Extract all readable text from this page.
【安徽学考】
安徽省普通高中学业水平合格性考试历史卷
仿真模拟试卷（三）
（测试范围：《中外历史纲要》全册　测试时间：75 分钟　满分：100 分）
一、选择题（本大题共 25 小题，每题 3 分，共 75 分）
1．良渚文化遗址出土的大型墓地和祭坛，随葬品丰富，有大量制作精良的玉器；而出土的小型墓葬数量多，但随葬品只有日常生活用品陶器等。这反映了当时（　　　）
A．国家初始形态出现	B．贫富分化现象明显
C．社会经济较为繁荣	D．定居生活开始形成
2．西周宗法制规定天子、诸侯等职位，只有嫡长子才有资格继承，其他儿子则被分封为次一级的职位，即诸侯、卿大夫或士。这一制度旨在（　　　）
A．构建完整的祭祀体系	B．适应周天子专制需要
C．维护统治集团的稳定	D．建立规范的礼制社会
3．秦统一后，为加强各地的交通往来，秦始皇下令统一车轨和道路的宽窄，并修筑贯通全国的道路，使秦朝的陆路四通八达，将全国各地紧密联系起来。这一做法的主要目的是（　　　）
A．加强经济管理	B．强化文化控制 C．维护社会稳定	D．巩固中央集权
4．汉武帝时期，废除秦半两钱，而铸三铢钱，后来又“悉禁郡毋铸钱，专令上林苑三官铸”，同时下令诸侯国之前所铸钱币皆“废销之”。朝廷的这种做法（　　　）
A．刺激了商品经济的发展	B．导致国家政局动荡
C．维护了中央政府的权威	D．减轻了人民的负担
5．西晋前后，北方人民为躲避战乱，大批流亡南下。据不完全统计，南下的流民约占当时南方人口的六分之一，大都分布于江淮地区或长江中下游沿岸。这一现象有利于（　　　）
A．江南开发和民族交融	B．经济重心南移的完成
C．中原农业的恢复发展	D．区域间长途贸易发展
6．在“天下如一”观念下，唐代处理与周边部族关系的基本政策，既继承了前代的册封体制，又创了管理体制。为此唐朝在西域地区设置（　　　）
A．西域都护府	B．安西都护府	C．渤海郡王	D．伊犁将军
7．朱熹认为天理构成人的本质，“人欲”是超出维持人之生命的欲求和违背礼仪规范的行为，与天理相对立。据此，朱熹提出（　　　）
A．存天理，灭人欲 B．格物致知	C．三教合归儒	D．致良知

What the task requires
Reproduce the material above exactly; please quote every line of it.

Task response
Extract all readable text from this page.
【安徽学考】
安徽省普通高中学业水平合格性考试历史卷
仿真模拟试卷（三）
（测试范围：《中外历史纲要》全册　测试时间：75 分钟　满分：100 分）
一、选择题（本大题共 25 小题，每题 3 分，共 75 分）
1．良渚文化遗址出土的大型墓地和祭坛，随葬品丰富，有大量制作精良的玉器；而出土的小型墓葬数量多，但随葬品只有日常生活用品陶器等。这反映了当时（　　　）
A．国家初始形态出现	B．贫富分化现象明显
C．社会经济较为繁荣	D．定居生活开始形成
2．西周宗法制规定天子、诸侯等职位，只有嫡长子才有资格继承，其他儿子则被分封为次一级的职位，即诸侯、卿大夫或士。这一制度旨在（　　　）
A．构建完整的祭祀体系	B．适应周天子专制需要
C．维护统治集团的稳定	D．建立规范的礼制社会
3．秦统一后，为加强各地的交通往来，秦始皇下令统一车轨和道路的宽窄，并修筑贯通全国的道路，使秦朝的陆路四通八达，将全国各地紧密联系起来。这一做法的主要目的是（　　　）
A．加强经济管理	B．强化文化控制 C．维护社会稳定	D．巩固中央集权
4．汉武帝时期，废除秦半两钱，而铸三铢钱，后来又“悉禁郡毋铸钱，专令上林苑三官铸”，同时下令诸侯国之前所铸钱币皆“废销之”。朝廷的这种做法（　　　）
A．刺激了商品经济的发展	B．导致国家政局动荡
C．维护了中央政府的权威	D．减轻了人民的负担
5．西晋前后，北方人民为躲避战乱，大批流亡南下。据不完全统计，南下的流民约占当时南方人口的六分之一，大都分布于江淮地区或长江中下游沿岸。这一现象有利于（　　　）
A．江南开发和民族交融	B．经济重心南移的完成
C．中原农业的恢复发展	D．区域间长途贸易发展
6．在“天下如一”观念下，唐代处理与周边部族关系的基本政策，既继承了前代的册封体制，又创了管理体制。为此唐朝在西域地区设置（　　　）
A．西域都护府	B．安西都护府	C．渤海郡王	D．伊犁将军
7．朱熹认为天理构成人的本质，“人欲”是超出维持人之生命的欲求和违背礼仪规范的行为，与天理相对立。据此，朱熹提出（　　　）
A．存天理，灭人欲 B．格物致知	C．三教合归儒	D．致良知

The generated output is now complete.